If a line in the records below holds the string "Absatz", count it; give only the total.

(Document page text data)
◆ ◆ ◆ ◆ ◆ ◆ ◆
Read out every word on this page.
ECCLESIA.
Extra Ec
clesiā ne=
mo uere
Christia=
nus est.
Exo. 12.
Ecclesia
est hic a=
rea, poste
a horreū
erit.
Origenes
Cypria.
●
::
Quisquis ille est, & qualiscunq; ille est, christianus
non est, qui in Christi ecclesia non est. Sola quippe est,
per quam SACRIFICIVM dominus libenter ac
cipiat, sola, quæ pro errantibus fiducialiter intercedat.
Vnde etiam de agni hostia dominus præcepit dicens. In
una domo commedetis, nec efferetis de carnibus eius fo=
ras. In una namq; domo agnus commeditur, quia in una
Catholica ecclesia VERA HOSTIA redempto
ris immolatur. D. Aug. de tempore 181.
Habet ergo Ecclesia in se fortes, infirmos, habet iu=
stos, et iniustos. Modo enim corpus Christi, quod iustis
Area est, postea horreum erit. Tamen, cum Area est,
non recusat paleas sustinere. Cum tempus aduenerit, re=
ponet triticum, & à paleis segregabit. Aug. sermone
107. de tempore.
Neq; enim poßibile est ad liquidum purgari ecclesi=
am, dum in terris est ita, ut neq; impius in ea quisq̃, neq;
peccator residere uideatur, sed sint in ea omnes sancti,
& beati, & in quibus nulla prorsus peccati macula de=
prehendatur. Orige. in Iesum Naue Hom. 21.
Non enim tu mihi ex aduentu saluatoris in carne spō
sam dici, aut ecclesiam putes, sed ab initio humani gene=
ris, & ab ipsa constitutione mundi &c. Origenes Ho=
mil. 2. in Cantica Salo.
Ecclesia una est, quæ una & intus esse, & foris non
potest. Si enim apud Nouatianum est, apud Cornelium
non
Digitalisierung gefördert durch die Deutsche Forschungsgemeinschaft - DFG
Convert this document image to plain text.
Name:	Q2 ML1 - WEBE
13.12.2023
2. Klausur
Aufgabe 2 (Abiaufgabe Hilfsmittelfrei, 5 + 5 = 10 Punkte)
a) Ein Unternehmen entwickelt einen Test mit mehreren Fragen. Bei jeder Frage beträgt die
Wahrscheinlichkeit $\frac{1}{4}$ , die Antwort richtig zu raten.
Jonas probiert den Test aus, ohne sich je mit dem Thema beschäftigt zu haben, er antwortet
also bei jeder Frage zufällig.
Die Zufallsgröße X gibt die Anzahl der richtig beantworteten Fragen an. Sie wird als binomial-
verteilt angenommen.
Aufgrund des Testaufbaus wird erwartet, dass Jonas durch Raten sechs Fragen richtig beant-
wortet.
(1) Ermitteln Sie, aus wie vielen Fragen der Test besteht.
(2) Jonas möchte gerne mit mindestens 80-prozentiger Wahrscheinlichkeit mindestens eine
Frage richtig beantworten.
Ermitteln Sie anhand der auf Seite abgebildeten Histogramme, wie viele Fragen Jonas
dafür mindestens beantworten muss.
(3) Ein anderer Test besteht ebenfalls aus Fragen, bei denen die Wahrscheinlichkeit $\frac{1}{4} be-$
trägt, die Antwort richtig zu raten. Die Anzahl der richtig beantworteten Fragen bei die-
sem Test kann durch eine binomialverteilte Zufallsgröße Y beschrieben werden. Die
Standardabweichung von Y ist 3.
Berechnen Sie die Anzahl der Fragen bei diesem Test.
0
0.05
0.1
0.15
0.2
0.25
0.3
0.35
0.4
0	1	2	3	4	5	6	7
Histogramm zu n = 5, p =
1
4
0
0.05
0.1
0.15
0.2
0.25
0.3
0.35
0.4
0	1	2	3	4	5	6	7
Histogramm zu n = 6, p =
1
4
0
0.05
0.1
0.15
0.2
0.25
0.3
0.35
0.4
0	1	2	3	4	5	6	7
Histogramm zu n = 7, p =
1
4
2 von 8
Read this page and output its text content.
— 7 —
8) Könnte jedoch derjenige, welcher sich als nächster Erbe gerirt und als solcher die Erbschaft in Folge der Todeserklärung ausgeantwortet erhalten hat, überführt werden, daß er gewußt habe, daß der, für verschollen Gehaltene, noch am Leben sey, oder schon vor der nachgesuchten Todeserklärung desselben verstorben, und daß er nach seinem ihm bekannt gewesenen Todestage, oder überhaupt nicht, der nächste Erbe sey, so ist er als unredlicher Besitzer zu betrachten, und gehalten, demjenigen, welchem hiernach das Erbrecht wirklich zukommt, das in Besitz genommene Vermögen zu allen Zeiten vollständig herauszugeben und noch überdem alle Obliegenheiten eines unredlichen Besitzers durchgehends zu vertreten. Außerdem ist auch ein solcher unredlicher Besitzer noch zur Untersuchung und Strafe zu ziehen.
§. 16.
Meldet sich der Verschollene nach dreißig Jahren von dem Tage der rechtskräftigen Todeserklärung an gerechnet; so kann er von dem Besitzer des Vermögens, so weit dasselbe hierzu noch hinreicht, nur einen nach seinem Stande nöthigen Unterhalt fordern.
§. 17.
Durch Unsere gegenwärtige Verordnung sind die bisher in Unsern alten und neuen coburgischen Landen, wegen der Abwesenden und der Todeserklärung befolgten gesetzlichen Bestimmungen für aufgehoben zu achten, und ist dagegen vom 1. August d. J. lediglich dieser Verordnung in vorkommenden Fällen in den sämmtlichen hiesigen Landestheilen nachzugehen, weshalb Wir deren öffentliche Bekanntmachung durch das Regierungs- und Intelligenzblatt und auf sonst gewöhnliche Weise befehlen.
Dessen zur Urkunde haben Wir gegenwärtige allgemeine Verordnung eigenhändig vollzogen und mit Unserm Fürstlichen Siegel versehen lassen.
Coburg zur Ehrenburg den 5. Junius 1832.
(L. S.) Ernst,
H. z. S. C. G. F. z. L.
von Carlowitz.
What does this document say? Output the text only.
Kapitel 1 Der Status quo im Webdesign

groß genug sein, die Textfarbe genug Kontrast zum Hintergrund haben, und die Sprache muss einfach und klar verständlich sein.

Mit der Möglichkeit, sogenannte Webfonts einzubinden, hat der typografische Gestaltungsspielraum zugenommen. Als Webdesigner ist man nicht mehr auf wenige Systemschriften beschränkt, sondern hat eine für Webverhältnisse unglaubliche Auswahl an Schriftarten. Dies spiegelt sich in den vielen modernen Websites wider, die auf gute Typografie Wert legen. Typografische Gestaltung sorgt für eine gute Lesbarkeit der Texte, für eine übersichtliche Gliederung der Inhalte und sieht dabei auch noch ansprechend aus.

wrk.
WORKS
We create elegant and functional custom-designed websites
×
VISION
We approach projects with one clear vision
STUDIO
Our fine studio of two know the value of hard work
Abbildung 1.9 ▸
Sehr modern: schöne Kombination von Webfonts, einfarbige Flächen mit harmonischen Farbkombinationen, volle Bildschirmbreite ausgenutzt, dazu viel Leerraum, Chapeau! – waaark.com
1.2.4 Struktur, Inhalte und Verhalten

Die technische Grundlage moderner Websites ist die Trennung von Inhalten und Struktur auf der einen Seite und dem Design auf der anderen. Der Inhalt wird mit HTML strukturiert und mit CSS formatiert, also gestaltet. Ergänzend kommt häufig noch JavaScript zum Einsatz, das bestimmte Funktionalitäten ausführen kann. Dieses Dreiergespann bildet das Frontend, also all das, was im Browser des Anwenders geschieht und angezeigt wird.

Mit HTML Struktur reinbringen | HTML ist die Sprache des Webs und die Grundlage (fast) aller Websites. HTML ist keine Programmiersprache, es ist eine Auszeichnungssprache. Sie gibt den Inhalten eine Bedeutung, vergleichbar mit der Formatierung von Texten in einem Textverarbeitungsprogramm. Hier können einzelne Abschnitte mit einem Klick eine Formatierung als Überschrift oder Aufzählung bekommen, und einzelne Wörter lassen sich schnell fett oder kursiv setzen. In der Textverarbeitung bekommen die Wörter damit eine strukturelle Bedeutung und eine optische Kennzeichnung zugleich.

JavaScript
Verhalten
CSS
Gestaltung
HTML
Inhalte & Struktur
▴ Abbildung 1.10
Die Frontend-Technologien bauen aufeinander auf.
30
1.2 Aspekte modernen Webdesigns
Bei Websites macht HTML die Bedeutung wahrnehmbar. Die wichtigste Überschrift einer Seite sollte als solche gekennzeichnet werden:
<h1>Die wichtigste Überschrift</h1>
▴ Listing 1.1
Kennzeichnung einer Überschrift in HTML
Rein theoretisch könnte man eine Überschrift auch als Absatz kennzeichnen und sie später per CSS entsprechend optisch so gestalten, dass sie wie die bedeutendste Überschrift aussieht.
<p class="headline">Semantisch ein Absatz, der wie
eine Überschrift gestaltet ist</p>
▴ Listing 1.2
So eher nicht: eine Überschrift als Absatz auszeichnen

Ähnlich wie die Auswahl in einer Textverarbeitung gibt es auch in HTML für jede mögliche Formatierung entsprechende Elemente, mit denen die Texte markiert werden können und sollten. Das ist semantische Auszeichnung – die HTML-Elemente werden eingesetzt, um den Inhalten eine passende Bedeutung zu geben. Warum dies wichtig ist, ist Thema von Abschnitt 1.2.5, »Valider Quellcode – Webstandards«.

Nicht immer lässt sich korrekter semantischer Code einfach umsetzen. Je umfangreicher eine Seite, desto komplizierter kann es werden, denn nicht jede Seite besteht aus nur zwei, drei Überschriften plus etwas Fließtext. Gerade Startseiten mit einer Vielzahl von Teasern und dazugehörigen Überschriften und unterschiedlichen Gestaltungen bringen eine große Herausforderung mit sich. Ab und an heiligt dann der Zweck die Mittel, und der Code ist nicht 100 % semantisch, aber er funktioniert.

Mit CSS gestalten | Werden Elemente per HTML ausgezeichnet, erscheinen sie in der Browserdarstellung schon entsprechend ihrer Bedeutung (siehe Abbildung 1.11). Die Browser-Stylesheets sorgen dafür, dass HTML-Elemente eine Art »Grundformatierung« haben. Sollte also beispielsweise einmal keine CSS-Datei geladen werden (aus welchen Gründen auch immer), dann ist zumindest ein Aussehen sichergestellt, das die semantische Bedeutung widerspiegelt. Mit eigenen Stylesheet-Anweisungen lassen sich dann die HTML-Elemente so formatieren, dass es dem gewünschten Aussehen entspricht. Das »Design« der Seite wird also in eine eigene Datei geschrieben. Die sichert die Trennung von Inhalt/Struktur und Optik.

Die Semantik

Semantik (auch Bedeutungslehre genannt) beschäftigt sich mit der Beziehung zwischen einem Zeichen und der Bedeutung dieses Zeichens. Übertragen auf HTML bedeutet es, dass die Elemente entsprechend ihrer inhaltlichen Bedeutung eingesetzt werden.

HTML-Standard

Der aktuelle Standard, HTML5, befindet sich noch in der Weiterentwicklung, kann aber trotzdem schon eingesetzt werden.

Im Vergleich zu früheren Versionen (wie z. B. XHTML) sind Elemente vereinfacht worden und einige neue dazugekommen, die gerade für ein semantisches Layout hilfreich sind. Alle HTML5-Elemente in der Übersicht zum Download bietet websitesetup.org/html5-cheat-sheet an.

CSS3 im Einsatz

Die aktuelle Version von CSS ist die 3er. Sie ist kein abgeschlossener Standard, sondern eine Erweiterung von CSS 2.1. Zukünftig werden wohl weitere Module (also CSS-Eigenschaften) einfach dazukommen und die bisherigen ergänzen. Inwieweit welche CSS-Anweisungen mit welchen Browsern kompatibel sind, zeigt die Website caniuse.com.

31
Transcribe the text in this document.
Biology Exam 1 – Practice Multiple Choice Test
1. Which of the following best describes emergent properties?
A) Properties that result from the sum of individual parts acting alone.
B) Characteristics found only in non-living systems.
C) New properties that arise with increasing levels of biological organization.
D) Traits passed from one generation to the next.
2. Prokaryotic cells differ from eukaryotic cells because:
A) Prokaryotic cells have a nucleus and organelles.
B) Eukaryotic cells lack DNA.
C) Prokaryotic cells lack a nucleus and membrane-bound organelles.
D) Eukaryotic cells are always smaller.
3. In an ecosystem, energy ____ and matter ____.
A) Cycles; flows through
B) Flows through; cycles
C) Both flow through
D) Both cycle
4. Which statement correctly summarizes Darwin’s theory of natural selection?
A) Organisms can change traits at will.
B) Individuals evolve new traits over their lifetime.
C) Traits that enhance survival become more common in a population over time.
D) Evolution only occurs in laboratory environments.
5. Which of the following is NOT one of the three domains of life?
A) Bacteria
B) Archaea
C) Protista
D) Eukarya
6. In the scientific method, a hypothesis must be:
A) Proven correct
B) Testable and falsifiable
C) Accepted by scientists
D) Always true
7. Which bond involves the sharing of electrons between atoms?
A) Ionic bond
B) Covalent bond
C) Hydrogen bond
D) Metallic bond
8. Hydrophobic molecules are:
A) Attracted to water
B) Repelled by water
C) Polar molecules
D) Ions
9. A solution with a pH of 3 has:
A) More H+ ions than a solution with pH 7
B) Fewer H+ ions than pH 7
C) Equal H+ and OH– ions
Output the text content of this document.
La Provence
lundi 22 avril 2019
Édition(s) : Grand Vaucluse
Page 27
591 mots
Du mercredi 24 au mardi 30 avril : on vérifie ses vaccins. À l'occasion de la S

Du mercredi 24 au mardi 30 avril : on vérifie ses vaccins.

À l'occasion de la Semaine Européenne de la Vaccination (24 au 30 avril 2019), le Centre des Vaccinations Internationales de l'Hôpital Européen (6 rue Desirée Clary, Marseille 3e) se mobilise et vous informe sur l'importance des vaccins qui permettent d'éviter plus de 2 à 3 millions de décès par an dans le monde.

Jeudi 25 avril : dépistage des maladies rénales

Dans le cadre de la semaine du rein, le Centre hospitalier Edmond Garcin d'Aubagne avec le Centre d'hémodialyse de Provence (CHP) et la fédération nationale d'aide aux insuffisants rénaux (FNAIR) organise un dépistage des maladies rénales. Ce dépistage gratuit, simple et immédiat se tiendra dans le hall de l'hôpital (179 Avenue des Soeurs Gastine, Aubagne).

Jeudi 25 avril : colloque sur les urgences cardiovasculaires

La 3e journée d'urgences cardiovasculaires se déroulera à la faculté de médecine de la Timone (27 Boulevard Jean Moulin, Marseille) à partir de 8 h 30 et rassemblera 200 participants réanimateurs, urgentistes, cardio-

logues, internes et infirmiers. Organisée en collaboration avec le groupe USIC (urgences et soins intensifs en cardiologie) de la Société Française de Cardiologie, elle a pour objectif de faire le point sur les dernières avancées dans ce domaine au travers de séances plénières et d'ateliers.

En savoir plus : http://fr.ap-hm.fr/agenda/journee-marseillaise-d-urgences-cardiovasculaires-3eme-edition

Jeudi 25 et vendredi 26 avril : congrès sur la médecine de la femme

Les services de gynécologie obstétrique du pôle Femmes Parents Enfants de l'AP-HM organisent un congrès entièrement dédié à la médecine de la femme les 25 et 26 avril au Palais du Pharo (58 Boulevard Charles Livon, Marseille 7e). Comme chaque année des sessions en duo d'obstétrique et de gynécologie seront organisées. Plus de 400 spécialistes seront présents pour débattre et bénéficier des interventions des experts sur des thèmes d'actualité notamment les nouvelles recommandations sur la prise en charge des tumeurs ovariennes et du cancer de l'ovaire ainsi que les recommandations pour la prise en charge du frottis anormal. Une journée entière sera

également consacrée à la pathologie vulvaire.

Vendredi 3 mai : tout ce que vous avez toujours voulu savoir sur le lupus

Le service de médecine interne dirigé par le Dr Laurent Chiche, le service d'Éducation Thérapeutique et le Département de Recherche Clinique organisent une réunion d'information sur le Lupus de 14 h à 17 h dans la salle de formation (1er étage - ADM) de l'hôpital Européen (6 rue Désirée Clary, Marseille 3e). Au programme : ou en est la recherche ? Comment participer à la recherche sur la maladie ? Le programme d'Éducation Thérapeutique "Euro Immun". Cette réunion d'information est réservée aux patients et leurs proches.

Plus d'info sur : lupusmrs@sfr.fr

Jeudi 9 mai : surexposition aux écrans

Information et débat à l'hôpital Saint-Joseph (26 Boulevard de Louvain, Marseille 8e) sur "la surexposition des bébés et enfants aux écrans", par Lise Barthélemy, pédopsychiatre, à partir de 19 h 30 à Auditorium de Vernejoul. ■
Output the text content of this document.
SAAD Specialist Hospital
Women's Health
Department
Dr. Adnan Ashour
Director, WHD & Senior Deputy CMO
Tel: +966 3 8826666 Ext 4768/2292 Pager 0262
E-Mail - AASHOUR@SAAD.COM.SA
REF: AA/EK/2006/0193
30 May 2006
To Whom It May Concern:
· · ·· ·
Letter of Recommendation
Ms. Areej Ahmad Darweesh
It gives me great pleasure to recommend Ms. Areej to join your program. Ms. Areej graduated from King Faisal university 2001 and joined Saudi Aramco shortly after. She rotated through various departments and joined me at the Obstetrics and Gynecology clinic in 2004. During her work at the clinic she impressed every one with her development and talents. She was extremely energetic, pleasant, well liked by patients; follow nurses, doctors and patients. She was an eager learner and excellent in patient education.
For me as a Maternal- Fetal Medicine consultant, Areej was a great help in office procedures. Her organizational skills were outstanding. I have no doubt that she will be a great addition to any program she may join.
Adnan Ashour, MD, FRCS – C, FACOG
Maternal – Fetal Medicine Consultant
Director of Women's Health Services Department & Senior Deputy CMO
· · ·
◆ ◆ ◆ ◆ ◆ ◆ ◆
* Answer
3